### Work required
Restate the full set of records exactly, word for word.

>> start Records supplied

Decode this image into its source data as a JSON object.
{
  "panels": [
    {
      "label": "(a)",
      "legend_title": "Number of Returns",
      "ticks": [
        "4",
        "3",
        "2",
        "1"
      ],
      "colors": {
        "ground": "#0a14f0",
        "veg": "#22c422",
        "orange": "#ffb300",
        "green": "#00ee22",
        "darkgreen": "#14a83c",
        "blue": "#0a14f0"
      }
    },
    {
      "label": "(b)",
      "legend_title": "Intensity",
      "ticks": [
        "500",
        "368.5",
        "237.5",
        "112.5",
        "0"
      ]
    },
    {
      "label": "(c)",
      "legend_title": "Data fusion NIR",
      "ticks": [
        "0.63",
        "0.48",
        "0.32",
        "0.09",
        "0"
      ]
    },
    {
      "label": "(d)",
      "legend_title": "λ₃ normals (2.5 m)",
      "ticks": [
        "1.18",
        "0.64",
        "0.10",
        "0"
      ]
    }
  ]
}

>> end Records supplied

### Written solution
Decode this image into its source data as a JSON object.
{
  "panels": [
    {
      "label": "(a)",
      "legend_title": "Number of Returns",
      "ticks": [
        "4",
        "3",
        "2",
        "1"
      ],
      "colors": {
        "ground": "#0a14f0",
        "veg": "#22c422",
        "orange": "#ffb300",
        "green": "#00ee22",
        "darkgreen": "#14a83c",
        "blue": "#0a14f0"
      }
    },
    {
      "label": "(b)",
      "legend_title": "Intensity",
      "ticks": [
        "500",
        "368.5",
        "237.5",
        "112.5",
        "0"
      ]
    },
    {
      "label": "(c)",
      "legend_title": "Data fusion NIR",
      "ticks": [
        "0.63",
        "0.48",
        "0.32",
        "0.09",
        "0"
      ]
    },
    {
      "label": "(d)",
      "legend_title": "λ₃ normals (2.5 m)",
      "ticks": [
        "1.18",
        "0.64",
        "0.10",
        "0"
      ]
    }
  ]
}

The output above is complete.